> What the exercise asks
Could you please write out the data shown below, exactly and in full?
--- Records ---
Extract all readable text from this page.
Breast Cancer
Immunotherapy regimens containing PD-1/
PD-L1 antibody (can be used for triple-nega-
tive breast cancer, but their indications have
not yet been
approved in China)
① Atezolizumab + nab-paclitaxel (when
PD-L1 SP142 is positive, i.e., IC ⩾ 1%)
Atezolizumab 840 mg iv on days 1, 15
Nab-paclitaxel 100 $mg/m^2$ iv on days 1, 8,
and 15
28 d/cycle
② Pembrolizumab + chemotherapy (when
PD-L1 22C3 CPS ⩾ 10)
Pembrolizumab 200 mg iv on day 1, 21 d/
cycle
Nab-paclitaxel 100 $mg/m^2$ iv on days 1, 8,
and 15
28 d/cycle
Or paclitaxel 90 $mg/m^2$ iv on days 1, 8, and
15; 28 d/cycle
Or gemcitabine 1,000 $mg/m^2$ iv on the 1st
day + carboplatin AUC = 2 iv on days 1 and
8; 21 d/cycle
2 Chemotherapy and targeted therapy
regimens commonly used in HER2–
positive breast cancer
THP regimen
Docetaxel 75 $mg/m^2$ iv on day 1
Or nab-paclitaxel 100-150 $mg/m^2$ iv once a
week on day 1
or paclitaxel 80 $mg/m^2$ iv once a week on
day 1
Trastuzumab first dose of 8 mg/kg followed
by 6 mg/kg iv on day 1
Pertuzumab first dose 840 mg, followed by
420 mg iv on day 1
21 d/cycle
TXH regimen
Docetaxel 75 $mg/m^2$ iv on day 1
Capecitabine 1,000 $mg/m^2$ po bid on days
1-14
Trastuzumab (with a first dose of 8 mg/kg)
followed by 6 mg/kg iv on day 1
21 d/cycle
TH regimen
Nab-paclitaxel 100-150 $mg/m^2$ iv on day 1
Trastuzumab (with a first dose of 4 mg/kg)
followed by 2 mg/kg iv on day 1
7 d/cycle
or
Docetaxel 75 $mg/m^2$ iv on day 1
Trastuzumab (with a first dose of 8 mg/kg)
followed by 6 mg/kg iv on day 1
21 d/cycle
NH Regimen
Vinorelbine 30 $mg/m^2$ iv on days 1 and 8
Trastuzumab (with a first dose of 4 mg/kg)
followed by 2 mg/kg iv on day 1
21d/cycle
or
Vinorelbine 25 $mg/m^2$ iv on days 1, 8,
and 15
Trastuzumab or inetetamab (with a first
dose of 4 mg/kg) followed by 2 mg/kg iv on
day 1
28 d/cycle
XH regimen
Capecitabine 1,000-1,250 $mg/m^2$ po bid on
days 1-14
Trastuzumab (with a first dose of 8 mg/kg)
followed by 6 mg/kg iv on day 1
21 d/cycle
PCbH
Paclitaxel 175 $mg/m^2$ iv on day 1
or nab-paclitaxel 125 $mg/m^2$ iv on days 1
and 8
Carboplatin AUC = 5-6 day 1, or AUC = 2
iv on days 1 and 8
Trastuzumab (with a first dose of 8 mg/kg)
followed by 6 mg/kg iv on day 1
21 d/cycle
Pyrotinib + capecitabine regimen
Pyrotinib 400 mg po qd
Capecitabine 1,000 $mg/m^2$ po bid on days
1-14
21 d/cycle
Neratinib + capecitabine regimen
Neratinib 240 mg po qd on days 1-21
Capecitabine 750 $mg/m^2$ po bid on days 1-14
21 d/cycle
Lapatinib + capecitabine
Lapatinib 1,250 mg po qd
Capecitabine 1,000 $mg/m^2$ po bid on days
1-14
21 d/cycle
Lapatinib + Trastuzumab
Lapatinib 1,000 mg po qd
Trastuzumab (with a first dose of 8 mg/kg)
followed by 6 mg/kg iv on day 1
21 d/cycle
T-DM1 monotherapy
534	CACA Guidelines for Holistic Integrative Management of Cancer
---
> Answer section
Extract all readable text from this page.
Breast Cancer
Immunotherapy regimens containing PD-1/
PD-L1 antibody (can be used for triple-nega-
tive breast cancer, but their indications have
not yet been
approved in China)
① Atezolizumab + nab-paclitaxel (when
PD-L1 SP142 is positive, i.e., IC ⩾ 1%)
Atezolizumab 840 mg iv on days 1, 15
Nab-paclitaxel 100 $mg/m^2$ iv on days 1, 8,
and 15
28 d/cycle
② Pembrolizumab + chemotherapy (when
PD-L1 22C3 CPS ⩾ 10)
Pembrolizumab 200 mg iv on day 1, 21 d/
cycle
Nab-paclitaxel 100 $mg/m^2$ iv on days 1, 8,
and 15
28 d/cycle
Or paclitaxel 90 $mg/m^2$ iv on days 1, 8, and
15; 28 d/cycle
Or gemcitabine 1,000 $mg/m^2$ iv on the 1st
day + carboplatin AUC = 2 iv on days 1 and
8; 21 d/cycle
2 Chemotherapy and targeted therapy
regimens commonly used in HER2–
positive breast cancer
THP regimen
Docetaxel 75 $mg/m^2$ iv on day 1
Or nab-paclitaxel 100-150 $mg/m^2$ iv once a
week on day 1
or paclitaxel 80 $mg/m^2$ iv once a week on
day 1
Trastuzumab first dose of 8 mg/kg followed
by 6 mg/kg iv on day 1
Pertuzumab first dose 840 mg, followed by
420 mg iv on day 1
21 d/cycle
TXH regimen
Docetaxel 75 $mg/m^2$ iv on day 1
Capecitabine 1,000 $mg/m^2$ po bid on days
1-14
Trastuzumab (with a first dose of 8 mg/kg)
followed by 6 mg/kg iv on day 1
21 d/cycle
TH regimen
Nab-paclitaxel 100-150 $mg/m^2$ iv on day 1
Trastuzumab (with a first dose of 4 mg/kg)
followed by 2 mg/kg iv on day 1
7 d/cycle
or
Docetaxel 75 $mg/m^2$ iv on day 1
Trastuzumab (with a first dose of 8 mg/kg)
followed by 6 mg/kg iv on day 1
21 d/cycle
NH Regimen
Vinorelbine 30 $mg/m^2$ iv on days 1 and 8
Trastuzumab (with a first dose of 4 mg/kg)
followed by 2 mg/kg iv on day 1
21d/cycle
or
Vinorelbine 25 $mg/m^2$ iv on days 1, 8,
and 15
Trastuzumab or inetetamab (with a first
dose of 4 mg/kg) followed by 2 mg/kg iv on
day 1
28 d/cycle
XH regimen
Capecitabine 1,000-1,250 $mg/m^2$ po bid on
days 1-14
Trastuzumab (with a first dose of 8 mg/kg)
followed by 6 mg/kg iv on day 1
21 d/cycle
PCbH
Paclitaxel 175 $mg/m^2$ iv on day 1
or nab-paclitaxel 125 $mg/m^2$ iv on days 1
and 8
Carboplatin AUC = 5-6 day 1, or AUC = 2
iv on days 1 and 8
Trastuzumab (with a first dose of 8 mg/kg)
followed by 6 mg/kg iv on day 1
21 d/cycle
Pyrotinib + capecitabine regimen
Pyrotinib 400 mg po qd
Capecitabine 1,000 $mg/m^2$ po bid on days
1-14
21 d/cycle
Neratinib + capecitabine regimen
Neratinib 240 mg po qd on days 1-21
Capecitabine 750 $mg/m^2$ po bid on days 1-14
21 d/cycle
Lapatinib + capecitabine
Lapatinib 1,250 mg po qd
Capecitabine 1,000 $mg/m^2$ po bid on days
1-14
21 d/cycle
Lapatinib + Trastuzumab
Lapatinib 1,000 mg po qd
Trastuzumab (with a first dose of 8 mg/kg)
followed by 6 mg/kg iv on day 1
21 d/cycle
T-DM1 monotherapy
534	CACA Guidelines for Holistic Integrative Management of Cancer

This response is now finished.